§ **OBJECTIVE**
Across the data below, how many lines hold "screenshot"? Answer with that number and nothing else.

§ **INFORMATION SUPPLIED**

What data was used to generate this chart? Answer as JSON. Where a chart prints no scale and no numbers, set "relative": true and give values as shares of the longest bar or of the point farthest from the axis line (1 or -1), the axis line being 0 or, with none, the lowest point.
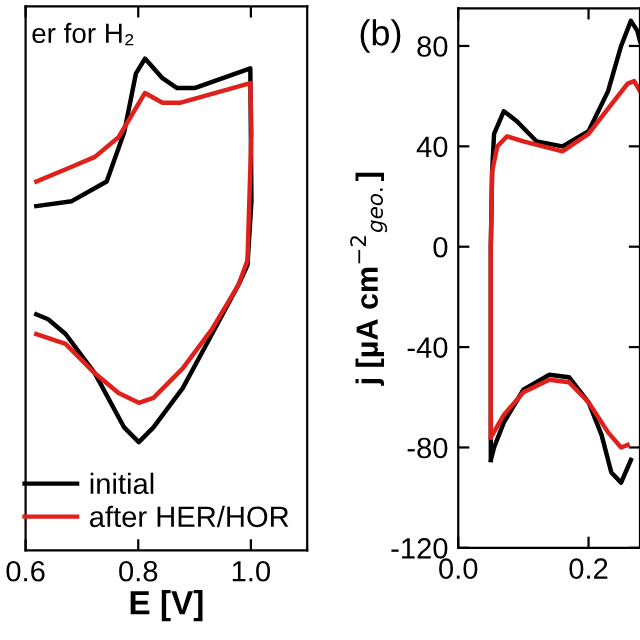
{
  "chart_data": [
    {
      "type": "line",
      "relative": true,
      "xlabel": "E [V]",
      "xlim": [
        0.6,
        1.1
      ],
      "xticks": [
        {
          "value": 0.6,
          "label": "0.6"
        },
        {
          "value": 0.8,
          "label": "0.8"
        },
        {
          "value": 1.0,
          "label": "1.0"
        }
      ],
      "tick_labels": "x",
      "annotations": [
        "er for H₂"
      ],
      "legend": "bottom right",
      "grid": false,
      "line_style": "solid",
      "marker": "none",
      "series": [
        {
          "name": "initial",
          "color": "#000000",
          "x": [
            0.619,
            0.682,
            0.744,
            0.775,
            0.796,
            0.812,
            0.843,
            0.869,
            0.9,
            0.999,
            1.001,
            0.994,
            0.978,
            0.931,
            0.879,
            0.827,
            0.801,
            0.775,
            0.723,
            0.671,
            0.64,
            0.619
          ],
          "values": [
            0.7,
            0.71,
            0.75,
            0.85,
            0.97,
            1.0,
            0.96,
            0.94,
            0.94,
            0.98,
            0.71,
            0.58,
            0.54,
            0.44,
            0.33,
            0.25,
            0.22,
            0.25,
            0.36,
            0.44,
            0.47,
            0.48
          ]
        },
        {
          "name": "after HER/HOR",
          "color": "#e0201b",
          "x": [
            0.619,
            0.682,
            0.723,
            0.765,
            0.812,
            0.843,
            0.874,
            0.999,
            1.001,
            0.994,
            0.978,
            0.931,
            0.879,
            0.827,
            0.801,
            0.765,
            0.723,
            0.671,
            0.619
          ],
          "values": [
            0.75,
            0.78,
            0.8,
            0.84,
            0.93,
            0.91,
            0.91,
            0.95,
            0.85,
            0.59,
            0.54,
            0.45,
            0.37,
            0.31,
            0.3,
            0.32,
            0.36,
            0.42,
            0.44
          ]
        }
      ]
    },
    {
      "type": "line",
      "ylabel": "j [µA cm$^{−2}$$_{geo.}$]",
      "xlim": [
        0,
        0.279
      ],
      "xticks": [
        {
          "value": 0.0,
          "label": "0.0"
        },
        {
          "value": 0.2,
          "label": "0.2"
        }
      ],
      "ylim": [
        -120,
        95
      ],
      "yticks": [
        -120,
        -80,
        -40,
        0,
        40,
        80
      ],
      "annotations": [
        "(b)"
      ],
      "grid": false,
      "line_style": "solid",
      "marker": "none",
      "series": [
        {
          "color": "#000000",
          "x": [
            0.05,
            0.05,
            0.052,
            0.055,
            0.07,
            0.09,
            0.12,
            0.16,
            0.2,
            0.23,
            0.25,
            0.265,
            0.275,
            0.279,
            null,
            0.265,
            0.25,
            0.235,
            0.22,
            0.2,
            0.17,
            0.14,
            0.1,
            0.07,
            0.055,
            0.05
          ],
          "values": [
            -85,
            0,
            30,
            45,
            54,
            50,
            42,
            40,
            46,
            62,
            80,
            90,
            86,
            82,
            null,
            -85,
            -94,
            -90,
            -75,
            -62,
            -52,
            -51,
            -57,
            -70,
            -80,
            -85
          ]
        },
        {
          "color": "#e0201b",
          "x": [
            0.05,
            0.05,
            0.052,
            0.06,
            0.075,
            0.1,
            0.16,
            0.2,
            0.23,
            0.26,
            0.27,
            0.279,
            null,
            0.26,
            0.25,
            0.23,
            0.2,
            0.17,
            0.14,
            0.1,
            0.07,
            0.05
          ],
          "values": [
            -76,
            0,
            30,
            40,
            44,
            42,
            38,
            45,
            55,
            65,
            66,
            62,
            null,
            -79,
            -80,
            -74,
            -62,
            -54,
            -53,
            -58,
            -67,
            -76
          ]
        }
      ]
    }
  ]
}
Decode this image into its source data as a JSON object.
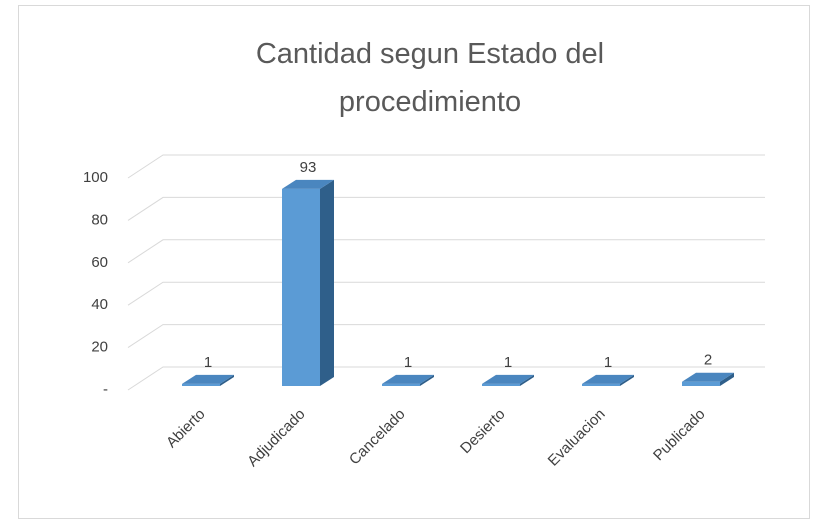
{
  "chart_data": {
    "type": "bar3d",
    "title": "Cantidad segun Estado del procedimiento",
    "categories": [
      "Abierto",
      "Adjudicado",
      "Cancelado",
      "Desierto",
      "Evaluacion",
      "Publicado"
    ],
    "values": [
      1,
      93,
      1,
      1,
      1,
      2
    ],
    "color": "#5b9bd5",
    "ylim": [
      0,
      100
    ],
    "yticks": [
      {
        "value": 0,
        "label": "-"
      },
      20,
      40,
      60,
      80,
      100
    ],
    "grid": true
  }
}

---

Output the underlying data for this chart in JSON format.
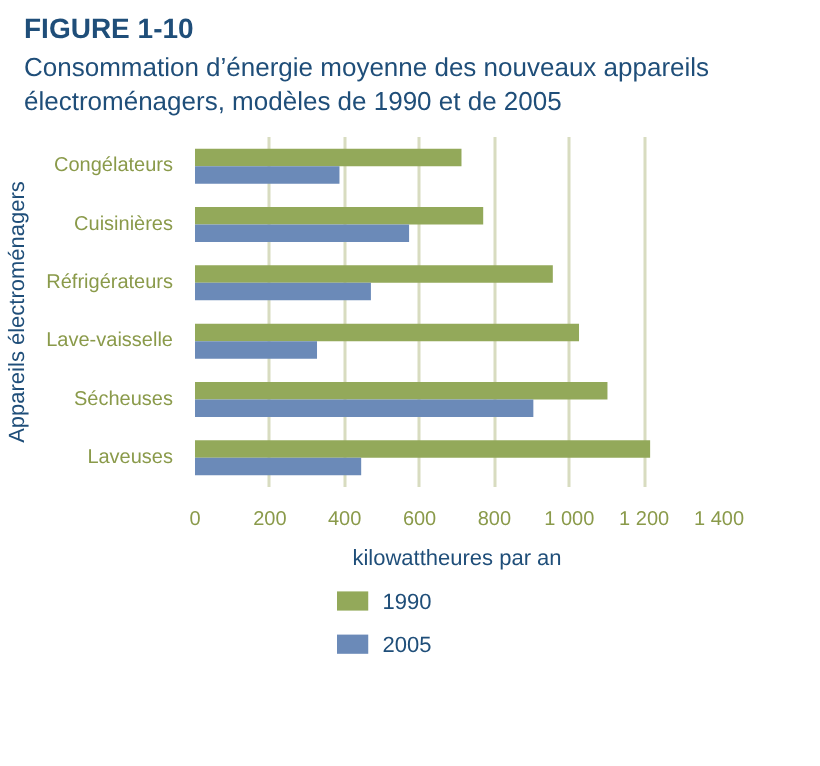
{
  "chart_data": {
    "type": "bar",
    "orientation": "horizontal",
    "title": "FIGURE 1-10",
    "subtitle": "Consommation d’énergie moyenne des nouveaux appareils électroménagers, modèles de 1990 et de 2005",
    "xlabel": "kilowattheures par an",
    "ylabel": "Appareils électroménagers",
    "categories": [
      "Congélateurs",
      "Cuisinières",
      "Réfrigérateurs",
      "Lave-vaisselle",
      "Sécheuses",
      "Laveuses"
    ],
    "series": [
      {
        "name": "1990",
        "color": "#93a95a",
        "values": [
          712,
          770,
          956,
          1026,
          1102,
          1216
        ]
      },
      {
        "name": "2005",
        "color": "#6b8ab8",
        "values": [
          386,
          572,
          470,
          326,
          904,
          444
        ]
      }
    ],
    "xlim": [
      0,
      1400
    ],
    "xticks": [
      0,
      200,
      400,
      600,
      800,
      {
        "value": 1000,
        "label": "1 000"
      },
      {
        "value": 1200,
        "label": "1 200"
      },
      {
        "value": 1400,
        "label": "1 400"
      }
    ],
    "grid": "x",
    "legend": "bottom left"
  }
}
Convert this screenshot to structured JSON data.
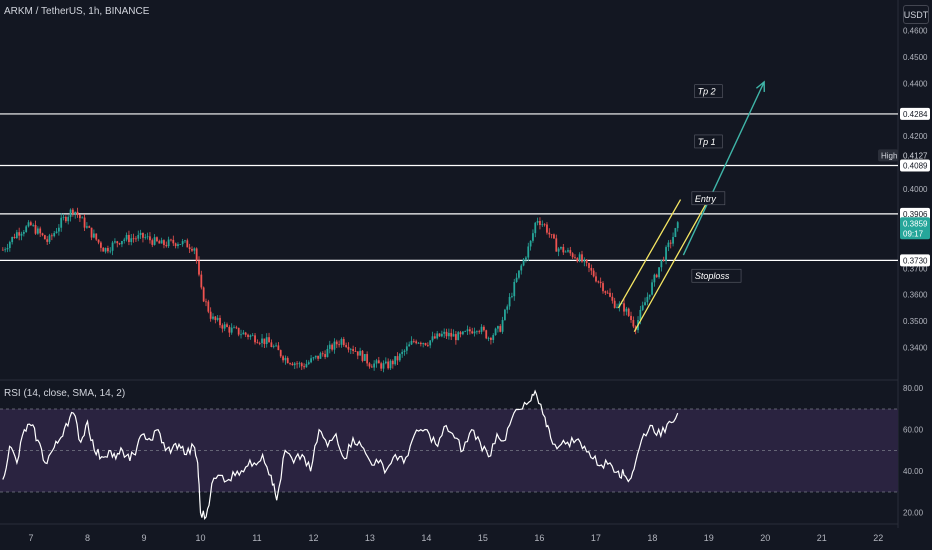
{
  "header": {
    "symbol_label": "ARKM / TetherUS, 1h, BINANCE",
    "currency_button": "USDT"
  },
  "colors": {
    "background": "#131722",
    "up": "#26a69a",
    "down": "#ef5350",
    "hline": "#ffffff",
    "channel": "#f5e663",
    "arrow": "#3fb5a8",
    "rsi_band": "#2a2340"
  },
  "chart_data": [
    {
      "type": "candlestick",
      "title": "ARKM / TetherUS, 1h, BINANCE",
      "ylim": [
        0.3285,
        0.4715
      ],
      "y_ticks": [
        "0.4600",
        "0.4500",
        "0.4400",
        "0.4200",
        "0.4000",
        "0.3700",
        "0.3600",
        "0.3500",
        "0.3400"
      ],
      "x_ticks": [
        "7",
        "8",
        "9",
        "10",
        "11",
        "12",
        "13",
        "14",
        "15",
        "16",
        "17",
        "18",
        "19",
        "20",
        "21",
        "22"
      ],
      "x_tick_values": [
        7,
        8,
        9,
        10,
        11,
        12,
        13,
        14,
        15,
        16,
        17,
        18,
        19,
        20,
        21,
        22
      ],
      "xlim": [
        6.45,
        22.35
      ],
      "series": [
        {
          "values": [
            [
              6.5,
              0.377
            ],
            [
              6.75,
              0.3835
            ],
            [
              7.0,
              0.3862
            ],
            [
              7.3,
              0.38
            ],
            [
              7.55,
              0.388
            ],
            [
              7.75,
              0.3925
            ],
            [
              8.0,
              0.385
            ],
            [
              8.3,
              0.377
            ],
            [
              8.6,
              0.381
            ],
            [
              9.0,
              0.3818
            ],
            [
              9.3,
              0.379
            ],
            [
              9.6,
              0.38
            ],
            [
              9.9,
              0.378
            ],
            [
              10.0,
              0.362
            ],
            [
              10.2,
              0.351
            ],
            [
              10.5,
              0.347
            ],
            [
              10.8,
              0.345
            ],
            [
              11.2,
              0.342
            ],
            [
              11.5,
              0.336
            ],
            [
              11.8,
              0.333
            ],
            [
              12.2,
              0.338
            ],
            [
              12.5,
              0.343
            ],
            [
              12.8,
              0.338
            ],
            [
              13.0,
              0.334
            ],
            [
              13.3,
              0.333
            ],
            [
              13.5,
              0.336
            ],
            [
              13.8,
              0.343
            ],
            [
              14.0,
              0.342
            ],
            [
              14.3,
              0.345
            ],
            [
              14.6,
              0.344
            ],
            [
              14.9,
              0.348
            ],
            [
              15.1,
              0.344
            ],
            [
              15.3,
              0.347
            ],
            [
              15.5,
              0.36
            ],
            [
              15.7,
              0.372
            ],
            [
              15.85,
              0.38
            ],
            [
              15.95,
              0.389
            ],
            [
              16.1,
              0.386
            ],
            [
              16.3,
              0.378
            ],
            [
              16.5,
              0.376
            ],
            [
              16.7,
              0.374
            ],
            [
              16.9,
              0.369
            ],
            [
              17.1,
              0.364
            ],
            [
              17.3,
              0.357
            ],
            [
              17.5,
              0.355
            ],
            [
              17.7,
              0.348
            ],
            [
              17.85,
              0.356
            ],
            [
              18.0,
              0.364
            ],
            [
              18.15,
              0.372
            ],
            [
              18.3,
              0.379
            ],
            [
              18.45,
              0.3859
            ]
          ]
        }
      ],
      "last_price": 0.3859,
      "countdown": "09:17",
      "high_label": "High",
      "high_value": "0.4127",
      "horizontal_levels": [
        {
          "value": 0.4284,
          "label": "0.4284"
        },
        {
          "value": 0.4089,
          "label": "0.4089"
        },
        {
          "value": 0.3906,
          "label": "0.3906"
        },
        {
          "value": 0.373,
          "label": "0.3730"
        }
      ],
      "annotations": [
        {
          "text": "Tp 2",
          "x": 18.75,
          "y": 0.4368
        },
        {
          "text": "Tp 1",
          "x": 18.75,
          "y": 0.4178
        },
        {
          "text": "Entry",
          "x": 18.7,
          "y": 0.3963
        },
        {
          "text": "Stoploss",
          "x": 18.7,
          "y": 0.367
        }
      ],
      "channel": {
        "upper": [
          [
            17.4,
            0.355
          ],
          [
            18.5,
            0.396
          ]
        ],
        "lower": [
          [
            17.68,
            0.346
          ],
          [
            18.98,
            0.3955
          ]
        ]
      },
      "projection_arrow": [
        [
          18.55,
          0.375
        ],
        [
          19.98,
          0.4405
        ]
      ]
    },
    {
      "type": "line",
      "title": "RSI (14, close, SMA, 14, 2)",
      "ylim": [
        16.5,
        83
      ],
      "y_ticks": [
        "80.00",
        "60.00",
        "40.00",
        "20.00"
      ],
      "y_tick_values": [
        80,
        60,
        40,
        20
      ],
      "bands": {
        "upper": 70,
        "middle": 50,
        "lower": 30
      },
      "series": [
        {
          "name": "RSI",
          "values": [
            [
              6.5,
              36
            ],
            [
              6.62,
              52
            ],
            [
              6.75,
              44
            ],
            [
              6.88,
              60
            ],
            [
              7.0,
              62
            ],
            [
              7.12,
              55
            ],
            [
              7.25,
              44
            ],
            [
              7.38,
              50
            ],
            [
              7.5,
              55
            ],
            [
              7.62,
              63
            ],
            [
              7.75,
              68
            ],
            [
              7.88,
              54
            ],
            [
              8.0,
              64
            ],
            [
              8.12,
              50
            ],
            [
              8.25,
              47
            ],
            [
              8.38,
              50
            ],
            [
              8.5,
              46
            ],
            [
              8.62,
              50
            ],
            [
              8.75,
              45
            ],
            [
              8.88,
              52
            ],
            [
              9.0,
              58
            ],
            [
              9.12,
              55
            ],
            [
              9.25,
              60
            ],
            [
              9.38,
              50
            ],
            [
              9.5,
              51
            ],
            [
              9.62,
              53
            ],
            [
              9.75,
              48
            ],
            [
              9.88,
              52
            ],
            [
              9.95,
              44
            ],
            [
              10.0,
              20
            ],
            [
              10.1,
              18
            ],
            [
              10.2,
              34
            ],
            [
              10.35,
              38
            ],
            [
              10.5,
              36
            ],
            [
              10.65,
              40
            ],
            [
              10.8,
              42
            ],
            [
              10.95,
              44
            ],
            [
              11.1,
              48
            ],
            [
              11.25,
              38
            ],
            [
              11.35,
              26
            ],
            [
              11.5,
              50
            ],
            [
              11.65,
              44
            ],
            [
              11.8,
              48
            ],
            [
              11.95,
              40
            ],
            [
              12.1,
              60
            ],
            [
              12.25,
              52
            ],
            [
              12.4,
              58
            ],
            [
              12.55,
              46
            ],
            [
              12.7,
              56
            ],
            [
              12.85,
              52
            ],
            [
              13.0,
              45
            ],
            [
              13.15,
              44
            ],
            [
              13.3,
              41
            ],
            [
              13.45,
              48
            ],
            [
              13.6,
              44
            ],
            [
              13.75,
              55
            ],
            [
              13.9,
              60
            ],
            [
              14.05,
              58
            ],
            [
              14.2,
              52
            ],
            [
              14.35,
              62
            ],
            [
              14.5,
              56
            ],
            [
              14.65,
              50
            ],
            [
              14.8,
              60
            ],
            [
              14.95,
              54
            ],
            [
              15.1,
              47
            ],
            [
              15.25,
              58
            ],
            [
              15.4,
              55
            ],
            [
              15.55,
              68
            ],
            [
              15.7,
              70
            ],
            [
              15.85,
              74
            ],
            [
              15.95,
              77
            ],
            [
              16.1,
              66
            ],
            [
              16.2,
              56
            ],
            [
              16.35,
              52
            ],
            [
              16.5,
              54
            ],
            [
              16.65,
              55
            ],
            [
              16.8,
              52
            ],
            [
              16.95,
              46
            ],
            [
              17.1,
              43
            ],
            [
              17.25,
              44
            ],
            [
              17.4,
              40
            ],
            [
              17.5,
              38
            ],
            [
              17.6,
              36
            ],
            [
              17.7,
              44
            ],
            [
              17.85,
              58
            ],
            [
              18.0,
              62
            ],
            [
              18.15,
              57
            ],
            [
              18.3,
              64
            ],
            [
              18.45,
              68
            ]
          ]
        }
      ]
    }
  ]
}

==

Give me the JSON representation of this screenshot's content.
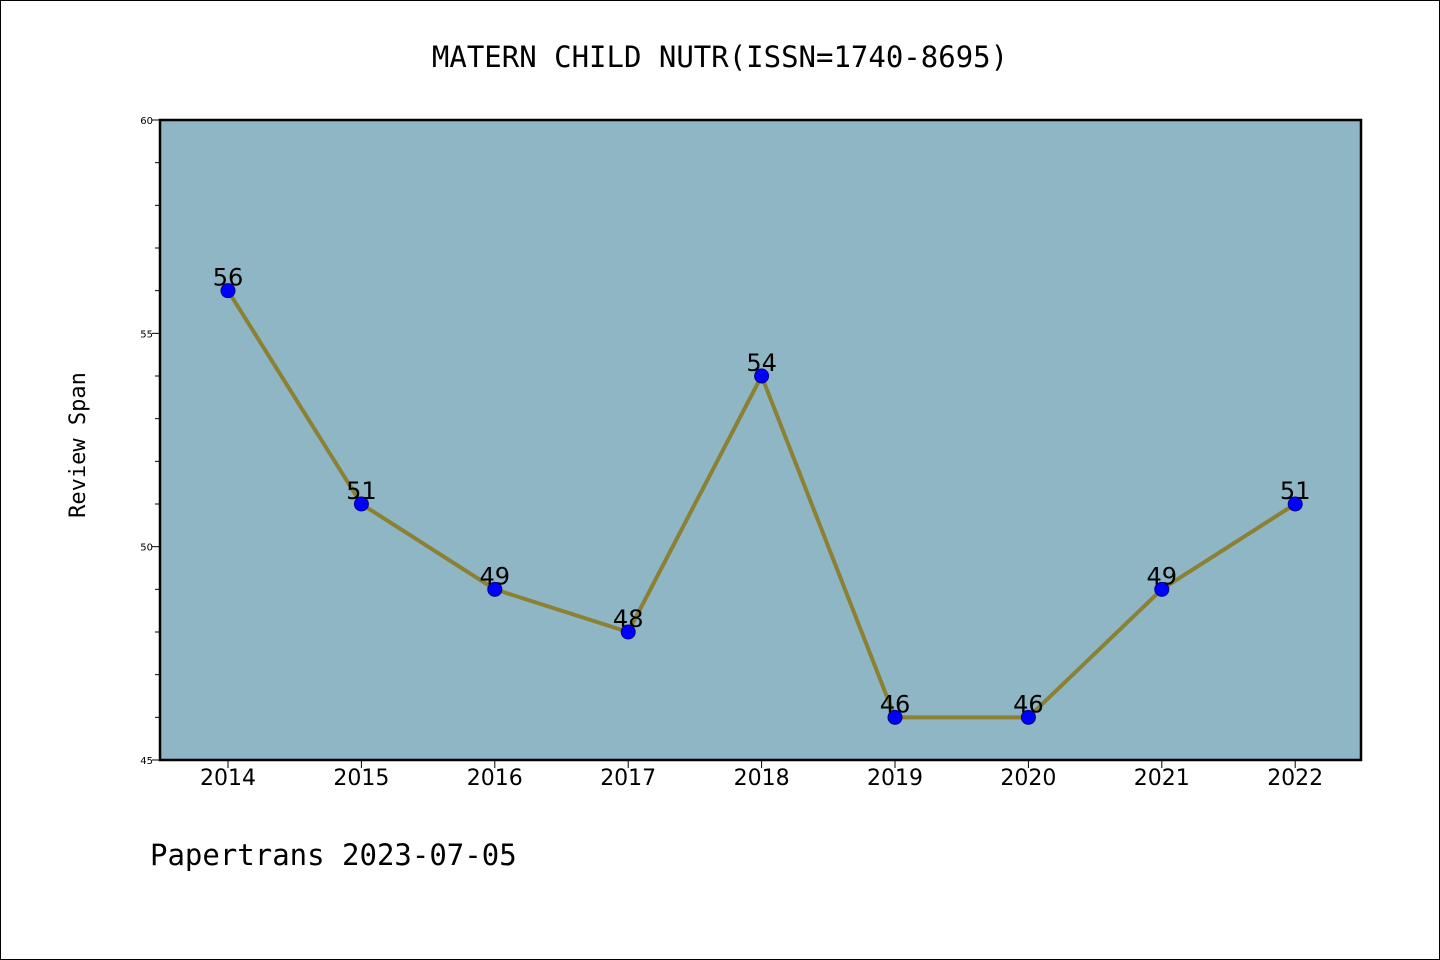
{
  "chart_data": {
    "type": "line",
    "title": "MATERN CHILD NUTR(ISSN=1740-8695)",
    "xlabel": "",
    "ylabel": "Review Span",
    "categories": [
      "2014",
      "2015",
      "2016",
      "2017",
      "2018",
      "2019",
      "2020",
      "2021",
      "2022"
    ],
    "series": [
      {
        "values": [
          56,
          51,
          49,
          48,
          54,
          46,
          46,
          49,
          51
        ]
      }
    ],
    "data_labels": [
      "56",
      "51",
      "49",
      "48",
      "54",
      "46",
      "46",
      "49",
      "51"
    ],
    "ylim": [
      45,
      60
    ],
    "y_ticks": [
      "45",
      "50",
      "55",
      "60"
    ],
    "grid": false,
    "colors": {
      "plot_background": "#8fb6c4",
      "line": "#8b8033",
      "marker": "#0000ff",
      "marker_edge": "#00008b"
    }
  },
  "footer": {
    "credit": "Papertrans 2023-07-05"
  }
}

§ **SOLUTION**
2